**Given passage**

FILE: Nigerians queue at passport control at the O.R. Tambo International Airport in Johannesburg, South Africa, Sept. 11, 2019.
FILE: Nigerians queue at passport control at the O.R. Tambo International Airport in Johannesburg, South Africa, Sept. 11, 2019.

Departing skilled Nigerian workers are impacting nearly every sector, stretching a weak healthcare system, forcing employers to recruit on a continuous basis and worsening services from banking to tech.

Nnamdi Nwaogu, a 44-year-old IT worker, packed his bags like hundreds of other Nigerians, and has left as part of a brain drain that is punishing even for a nation used to losing its young and educated.

Nwaogu began a master's degree in England, while his wife, a doctor, will join him in January with their three children.

The phenomenon -- dubbed "japa," meaning "to flee" in Yoruba -- regularly trends on social media.

Many cite unprecedented nationwide insecurity, inflation at a 17-year-high and a loss of faith in leaders before the February 2023 presidential election.

**Record list**

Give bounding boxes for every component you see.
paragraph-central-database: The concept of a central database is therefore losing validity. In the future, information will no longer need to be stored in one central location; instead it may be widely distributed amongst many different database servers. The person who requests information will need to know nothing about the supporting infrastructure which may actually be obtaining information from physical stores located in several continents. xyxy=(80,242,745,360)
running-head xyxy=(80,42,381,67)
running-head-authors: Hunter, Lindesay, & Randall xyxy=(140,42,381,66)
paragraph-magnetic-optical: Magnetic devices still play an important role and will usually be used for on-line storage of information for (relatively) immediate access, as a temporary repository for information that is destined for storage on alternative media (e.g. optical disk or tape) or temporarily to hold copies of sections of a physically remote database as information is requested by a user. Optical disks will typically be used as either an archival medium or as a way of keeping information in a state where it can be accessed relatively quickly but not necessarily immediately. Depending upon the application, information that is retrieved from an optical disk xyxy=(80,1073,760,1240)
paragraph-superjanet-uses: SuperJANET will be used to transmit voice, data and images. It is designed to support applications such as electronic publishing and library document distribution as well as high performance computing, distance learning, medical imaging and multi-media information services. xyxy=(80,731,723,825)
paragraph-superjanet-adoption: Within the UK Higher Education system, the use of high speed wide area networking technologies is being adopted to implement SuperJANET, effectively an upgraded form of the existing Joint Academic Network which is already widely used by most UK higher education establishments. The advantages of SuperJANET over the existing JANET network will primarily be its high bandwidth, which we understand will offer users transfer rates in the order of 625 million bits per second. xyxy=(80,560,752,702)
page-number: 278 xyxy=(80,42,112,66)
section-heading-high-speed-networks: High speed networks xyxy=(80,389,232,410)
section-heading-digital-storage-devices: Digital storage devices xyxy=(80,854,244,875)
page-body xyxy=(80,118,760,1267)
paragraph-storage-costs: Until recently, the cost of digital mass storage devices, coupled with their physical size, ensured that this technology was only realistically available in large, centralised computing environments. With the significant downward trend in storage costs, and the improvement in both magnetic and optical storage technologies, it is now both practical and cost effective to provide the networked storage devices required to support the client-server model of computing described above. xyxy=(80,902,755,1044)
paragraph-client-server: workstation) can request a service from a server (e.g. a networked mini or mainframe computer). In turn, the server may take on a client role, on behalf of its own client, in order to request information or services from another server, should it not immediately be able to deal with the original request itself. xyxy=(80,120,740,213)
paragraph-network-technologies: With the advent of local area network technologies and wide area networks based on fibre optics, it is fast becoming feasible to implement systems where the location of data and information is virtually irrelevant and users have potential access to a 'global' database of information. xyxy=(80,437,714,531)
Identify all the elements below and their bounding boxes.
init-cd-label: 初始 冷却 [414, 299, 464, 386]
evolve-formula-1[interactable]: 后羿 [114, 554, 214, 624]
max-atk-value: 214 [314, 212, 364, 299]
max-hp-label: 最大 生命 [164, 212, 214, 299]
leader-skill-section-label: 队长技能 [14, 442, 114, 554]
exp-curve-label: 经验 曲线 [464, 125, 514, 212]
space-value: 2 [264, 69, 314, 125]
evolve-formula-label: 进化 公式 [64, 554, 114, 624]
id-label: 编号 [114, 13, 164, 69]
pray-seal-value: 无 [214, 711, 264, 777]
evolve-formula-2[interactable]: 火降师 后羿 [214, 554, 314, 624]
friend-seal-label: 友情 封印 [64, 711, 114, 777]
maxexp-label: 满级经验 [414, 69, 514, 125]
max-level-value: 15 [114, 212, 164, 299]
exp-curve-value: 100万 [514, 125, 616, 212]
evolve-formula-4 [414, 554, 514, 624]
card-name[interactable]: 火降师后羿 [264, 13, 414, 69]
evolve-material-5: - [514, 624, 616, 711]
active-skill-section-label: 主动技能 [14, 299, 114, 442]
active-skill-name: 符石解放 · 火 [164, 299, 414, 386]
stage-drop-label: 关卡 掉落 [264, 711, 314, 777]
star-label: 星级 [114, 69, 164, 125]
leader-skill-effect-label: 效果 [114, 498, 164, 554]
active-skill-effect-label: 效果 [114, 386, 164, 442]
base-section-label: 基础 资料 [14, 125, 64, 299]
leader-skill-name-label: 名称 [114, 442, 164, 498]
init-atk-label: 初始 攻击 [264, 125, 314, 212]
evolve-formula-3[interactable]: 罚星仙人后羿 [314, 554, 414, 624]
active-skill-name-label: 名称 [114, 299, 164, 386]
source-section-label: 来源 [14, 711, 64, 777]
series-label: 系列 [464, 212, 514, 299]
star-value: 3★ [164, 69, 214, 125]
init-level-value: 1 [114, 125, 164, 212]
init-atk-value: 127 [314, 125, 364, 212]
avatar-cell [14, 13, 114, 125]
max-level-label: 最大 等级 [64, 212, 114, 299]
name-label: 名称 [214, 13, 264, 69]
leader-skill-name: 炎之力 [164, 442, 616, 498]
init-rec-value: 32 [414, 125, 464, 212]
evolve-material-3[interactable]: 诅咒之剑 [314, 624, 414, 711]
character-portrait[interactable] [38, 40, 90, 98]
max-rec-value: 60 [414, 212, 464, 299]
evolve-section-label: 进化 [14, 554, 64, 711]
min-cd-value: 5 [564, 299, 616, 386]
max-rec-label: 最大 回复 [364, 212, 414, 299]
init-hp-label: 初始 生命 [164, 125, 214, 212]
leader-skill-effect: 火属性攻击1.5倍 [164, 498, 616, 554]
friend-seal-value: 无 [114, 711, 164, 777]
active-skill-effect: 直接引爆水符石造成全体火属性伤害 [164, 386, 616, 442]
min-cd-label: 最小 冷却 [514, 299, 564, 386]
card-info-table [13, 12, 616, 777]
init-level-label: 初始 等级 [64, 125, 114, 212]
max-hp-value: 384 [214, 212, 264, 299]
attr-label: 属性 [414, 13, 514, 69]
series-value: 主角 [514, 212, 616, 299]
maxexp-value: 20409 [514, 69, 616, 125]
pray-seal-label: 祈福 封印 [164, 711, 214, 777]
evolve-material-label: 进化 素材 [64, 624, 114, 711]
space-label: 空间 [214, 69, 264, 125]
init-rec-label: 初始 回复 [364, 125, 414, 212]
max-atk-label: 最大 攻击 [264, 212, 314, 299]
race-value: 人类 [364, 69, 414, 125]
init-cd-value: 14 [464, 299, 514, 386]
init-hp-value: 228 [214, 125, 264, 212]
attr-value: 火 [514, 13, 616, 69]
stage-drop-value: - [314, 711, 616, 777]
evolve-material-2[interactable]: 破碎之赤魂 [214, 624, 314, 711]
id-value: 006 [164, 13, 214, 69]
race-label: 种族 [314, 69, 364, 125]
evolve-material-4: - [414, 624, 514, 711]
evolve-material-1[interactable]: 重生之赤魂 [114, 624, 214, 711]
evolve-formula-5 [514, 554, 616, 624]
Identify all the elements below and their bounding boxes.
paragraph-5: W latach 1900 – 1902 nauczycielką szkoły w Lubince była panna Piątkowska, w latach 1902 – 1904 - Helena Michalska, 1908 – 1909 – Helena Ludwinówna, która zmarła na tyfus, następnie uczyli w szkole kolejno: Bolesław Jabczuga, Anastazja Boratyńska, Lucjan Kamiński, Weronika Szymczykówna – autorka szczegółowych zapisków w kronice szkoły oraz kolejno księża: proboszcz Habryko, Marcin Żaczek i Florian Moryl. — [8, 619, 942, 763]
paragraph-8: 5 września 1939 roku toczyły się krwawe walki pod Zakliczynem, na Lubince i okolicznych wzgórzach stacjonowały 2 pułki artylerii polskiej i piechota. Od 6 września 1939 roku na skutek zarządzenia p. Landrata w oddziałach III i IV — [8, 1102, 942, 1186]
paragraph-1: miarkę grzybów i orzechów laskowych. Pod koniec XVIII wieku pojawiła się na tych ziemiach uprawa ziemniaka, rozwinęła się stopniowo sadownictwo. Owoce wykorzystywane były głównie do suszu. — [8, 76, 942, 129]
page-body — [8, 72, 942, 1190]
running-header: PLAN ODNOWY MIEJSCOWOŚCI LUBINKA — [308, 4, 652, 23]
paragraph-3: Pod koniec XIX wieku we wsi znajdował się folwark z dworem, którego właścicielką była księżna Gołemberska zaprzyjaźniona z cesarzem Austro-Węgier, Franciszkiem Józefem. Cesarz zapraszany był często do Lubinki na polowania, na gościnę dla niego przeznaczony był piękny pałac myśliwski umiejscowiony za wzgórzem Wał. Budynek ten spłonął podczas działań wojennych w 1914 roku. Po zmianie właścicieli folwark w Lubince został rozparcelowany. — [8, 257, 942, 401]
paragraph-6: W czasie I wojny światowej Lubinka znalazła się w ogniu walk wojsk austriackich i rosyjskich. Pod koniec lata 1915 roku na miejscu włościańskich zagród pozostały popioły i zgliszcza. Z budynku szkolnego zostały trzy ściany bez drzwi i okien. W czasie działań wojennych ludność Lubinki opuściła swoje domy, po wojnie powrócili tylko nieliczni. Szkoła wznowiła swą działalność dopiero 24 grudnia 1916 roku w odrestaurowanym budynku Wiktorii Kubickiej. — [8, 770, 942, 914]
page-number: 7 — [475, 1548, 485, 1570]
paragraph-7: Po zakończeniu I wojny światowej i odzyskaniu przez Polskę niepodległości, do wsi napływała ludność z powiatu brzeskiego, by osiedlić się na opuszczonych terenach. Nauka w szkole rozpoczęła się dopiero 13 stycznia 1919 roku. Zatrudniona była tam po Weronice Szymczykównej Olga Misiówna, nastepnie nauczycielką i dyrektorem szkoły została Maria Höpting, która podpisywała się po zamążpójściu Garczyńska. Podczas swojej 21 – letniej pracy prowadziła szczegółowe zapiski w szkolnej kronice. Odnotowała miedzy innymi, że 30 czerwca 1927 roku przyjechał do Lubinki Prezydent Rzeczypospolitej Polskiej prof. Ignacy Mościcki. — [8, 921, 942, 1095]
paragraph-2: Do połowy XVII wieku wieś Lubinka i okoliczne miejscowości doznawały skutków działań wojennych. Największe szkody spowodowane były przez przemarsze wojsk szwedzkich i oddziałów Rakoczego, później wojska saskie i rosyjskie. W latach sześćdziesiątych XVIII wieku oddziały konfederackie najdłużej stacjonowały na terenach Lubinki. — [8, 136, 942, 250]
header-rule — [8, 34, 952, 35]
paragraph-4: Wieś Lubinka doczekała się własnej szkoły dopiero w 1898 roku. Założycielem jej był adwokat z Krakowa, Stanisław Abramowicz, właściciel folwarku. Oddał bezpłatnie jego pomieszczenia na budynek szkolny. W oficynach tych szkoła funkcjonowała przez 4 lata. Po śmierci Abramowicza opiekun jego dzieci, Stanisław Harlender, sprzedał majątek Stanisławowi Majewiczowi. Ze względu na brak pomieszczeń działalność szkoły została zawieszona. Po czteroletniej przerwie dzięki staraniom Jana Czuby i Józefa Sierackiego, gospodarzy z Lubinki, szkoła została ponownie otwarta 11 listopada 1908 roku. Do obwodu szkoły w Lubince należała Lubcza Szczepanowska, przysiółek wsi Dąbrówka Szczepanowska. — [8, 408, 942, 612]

**Actions to take**
(a) In the article on Nigeria's brain drain, what does the word "japa" mean in Yoruba?
(b) Do these statements agree with the article on Nigeria's brain drain? Answer yes or no for each, quoting the deciding words.
(i) Nnamdi Nwaogu is 44 years old.
(ii) Nwaogu's wife left for England before he did.
(iii) Inflation in Nigeria is at a 10-year high.
(c) Pick up the article on Nigeria's brain drain after its final sentence and keep writing.

**Outputs in order**
(a) "To flee."

(b)
(i) Yes: "a 44-year-old IT worker"
(ii) No: "his wife, a doctor, will join him in January with their three children"
(iii) No: "inflation at a 17-year-high"

(c)
Dr Dare Godiya Ishaya, president of the Nigerian Association of Resident Doctors (NARD). said comparatively low pay, workplace assaults and lack of safety – 20 NARD members have been kidnapped this year -- were all reasons members left.

Real-time nationwide statistics on those leaving are not available. But British government data showed a 300% increase in Nigerians getting UK work visas in the year to June, to 15,772.

Others are going to Canada, Australia and the United States.

The pull from countries grappling with their own worker shortages is aiding the exodus from Nigeria. Expats say they are getting job offers from their new destinations, which then prompts even more to head to the airport.

For Nwaogu, there is no choice.

"I want to be able to give my children a better quality of life," he said. "I can't get that here."